Given problem: Each line that holds the word "this" is to be identified and copied.

_ _ _ _ _ _ _

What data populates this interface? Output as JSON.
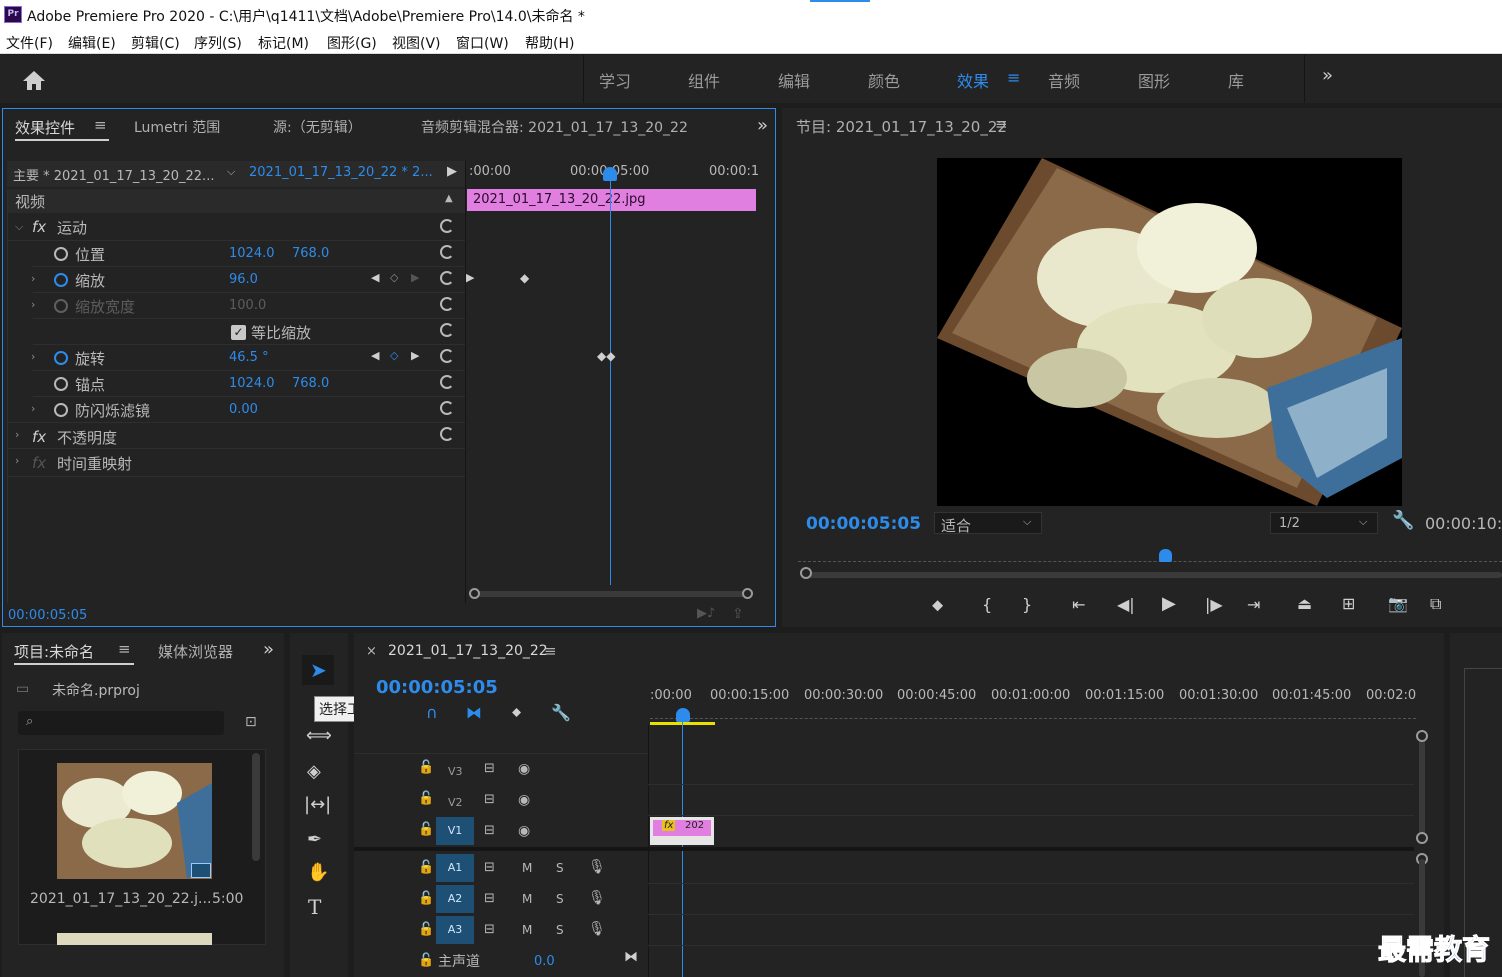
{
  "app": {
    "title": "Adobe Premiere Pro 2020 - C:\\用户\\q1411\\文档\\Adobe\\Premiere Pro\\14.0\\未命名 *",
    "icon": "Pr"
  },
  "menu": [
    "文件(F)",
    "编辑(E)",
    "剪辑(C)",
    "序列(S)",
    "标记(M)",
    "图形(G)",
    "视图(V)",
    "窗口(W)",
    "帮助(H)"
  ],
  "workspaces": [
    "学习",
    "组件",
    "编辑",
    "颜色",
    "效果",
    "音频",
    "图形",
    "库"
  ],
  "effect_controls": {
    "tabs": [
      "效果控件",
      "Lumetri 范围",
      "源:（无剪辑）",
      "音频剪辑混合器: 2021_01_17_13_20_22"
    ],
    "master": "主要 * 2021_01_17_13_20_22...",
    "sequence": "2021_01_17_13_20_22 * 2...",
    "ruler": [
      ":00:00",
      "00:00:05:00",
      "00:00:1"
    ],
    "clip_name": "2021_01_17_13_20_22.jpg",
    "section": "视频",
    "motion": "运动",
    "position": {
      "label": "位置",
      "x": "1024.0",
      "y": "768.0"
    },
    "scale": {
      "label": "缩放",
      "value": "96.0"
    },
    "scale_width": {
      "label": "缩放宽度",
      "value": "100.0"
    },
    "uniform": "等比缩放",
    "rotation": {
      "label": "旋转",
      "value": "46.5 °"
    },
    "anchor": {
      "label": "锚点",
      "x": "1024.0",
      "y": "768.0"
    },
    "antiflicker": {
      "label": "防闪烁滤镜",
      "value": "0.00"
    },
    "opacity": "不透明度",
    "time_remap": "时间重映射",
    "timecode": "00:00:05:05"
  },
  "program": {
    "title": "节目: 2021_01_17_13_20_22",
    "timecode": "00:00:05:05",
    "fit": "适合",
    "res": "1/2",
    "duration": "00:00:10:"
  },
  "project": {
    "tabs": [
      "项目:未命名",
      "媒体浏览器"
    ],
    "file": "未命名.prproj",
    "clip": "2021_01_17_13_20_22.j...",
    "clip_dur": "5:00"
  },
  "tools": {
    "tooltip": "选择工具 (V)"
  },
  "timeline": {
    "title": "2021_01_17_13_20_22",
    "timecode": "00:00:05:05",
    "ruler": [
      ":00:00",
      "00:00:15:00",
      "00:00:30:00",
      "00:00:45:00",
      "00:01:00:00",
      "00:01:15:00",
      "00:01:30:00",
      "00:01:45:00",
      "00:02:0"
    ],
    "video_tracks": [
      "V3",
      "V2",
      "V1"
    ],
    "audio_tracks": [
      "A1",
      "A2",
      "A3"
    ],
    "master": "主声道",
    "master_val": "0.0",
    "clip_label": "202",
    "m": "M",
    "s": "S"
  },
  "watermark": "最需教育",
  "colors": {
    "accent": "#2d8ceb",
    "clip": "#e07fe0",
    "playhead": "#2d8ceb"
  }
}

_ _ _ _ _ _ _

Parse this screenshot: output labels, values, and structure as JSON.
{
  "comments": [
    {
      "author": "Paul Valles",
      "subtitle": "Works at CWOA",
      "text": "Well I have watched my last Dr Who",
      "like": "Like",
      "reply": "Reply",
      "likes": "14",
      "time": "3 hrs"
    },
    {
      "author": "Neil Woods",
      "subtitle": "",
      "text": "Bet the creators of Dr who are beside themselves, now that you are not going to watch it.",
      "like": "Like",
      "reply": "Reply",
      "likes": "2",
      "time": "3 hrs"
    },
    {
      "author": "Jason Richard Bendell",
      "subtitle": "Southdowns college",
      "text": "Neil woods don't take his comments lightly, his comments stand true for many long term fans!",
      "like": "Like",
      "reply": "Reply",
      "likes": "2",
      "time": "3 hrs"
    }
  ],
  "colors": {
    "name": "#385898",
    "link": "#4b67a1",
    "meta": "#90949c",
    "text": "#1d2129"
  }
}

_ _ _ _ _ _ _

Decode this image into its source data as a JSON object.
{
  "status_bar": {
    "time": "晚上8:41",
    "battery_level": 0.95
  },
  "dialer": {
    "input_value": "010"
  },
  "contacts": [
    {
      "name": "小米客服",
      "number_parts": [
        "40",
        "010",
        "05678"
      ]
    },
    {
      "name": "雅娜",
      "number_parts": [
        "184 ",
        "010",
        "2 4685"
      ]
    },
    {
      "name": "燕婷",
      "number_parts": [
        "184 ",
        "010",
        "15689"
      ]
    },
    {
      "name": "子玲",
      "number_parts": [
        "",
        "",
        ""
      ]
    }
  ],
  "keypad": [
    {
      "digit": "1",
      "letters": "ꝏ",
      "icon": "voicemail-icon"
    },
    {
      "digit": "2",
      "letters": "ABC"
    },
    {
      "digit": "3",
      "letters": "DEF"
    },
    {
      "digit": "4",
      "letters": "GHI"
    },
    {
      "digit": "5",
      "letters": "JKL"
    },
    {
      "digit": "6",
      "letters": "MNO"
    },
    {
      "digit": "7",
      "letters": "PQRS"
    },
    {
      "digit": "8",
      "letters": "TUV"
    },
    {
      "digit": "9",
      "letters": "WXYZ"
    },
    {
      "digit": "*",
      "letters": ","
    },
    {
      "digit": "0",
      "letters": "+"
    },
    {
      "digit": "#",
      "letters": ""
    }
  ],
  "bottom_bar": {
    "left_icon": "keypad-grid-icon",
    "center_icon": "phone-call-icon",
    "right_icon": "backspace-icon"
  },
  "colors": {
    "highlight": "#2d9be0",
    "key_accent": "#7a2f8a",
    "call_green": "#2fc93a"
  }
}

_ _ _ _ _ _ _

Expected answer:
What data populates this interface? Output as JSON.
Parse this screenshot: output labels, values, and structure as JSON.
Decode this image into its source data as a JSON object.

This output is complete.